## [Extracted material]

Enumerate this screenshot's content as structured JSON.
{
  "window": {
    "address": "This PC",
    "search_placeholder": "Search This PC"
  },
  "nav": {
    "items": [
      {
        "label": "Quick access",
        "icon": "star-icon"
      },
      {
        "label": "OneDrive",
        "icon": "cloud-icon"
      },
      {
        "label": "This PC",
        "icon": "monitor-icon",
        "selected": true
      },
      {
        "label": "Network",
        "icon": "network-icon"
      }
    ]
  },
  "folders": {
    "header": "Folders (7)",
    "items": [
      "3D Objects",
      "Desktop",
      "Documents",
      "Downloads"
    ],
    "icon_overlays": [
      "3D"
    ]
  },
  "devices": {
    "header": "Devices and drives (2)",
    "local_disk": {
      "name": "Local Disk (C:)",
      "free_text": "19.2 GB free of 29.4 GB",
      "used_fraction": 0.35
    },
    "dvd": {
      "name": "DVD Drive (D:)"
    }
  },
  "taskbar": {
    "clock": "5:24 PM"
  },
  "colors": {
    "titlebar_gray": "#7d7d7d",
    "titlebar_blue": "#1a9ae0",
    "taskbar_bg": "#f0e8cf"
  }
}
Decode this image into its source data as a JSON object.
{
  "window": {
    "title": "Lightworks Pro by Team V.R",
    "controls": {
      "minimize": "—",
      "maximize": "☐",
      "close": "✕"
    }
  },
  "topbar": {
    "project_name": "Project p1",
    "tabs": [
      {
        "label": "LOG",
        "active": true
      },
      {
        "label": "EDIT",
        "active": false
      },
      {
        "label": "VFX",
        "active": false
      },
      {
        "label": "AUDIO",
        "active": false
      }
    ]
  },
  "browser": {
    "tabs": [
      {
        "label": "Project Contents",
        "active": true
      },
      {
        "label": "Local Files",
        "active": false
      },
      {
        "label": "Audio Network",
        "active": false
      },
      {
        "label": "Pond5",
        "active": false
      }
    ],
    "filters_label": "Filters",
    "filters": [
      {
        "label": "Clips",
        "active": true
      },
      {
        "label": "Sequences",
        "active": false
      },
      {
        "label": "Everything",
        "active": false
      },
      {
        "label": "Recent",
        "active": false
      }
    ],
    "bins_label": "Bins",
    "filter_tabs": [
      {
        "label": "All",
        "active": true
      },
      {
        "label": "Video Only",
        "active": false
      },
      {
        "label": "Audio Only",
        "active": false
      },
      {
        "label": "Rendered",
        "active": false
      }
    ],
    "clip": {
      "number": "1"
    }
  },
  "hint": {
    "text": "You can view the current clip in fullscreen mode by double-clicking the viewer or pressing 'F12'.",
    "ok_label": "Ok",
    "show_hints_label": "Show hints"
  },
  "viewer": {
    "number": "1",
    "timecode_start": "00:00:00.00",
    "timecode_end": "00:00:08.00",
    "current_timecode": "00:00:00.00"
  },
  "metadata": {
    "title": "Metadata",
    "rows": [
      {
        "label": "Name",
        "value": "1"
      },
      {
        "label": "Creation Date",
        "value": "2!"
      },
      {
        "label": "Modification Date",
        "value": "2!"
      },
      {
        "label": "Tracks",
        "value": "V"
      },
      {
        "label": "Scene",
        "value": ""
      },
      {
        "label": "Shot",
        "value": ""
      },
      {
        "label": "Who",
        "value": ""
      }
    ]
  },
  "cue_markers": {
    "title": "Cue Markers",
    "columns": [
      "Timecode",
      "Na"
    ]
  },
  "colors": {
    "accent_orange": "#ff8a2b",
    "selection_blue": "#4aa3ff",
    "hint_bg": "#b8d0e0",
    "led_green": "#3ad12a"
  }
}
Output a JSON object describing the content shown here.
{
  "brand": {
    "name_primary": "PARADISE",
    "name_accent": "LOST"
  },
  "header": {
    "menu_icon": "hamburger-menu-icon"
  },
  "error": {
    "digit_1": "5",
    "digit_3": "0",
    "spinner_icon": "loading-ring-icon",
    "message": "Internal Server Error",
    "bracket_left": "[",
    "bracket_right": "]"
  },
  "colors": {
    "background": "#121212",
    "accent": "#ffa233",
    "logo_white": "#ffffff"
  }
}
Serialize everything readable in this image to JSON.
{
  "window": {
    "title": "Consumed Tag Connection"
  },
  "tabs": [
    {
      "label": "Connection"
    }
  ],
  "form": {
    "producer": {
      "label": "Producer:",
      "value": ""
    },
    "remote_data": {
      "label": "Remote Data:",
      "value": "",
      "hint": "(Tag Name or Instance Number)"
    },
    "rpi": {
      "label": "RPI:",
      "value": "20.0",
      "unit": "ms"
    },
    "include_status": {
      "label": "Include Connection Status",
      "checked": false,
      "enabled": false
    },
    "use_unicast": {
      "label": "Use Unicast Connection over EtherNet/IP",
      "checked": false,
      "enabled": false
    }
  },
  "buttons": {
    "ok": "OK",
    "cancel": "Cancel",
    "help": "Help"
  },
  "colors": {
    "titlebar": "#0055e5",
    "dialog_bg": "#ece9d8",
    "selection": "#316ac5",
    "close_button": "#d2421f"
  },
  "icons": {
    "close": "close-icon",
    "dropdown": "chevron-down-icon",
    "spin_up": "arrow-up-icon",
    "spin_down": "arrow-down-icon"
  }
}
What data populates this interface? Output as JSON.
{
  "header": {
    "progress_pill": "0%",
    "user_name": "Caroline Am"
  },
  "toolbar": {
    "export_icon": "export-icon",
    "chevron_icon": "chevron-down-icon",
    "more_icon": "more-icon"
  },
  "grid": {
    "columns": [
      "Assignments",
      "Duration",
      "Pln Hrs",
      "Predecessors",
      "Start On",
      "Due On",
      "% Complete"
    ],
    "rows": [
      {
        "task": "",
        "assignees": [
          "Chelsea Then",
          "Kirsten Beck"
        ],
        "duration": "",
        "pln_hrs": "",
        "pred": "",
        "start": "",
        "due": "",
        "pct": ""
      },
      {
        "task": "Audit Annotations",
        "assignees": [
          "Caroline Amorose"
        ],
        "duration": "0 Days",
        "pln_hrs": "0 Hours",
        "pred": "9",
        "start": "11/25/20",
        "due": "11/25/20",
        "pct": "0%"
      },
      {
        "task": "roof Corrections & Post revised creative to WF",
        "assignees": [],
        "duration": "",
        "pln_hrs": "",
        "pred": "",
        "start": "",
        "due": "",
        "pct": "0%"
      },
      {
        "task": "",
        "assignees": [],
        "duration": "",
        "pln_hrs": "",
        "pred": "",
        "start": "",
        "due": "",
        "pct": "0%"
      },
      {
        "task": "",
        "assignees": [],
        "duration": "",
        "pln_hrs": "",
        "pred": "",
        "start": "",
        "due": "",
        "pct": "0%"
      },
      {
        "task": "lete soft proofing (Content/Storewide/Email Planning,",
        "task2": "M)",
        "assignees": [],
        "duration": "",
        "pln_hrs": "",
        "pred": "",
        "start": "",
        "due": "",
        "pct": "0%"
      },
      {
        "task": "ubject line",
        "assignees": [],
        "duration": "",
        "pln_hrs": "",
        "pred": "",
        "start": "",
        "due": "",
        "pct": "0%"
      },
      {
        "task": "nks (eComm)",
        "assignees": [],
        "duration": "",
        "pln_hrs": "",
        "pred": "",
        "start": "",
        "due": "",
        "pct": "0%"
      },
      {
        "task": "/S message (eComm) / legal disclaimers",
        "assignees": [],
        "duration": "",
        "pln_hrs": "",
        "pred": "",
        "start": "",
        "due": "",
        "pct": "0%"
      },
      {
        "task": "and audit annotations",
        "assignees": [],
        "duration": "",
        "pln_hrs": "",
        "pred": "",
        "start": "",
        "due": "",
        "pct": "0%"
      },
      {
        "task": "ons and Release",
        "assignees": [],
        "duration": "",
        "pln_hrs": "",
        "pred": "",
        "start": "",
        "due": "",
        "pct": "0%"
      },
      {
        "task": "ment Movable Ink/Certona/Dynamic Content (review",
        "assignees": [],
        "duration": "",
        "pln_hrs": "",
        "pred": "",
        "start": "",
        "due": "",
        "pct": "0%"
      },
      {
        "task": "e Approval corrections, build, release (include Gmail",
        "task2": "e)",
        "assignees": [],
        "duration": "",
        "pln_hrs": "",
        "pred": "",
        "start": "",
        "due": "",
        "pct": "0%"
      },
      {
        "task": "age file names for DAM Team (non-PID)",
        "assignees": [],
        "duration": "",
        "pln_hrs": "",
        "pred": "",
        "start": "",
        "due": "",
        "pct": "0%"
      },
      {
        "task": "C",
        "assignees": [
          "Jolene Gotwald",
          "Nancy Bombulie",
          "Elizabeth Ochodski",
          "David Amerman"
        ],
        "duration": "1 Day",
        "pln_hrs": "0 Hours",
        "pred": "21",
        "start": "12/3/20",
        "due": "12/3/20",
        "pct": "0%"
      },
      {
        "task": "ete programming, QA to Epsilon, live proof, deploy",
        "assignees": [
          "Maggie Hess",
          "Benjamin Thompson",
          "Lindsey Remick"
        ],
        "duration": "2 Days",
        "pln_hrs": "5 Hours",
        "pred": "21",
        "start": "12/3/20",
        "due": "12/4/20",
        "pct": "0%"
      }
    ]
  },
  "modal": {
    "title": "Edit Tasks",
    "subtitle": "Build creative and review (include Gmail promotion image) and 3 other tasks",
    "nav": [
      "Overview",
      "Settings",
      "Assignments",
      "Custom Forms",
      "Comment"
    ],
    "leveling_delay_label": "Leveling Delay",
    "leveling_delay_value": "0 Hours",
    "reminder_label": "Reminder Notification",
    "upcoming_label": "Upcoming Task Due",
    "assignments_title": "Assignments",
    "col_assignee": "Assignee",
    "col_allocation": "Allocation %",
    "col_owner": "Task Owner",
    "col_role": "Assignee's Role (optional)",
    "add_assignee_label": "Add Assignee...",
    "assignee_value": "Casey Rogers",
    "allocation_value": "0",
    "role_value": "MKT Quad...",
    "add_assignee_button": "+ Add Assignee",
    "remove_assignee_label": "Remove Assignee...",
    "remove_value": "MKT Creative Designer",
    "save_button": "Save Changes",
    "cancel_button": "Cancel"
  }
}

## [Short task]
Pick out the lines that contain "image" and copy them.

## [Task solution]
Decode this image into its source data as a JSON object.
Serialize everything readable in this image to JSON.
    "subtitle": "Build creative and review (include Gmail promotion image) and 3 other tasks",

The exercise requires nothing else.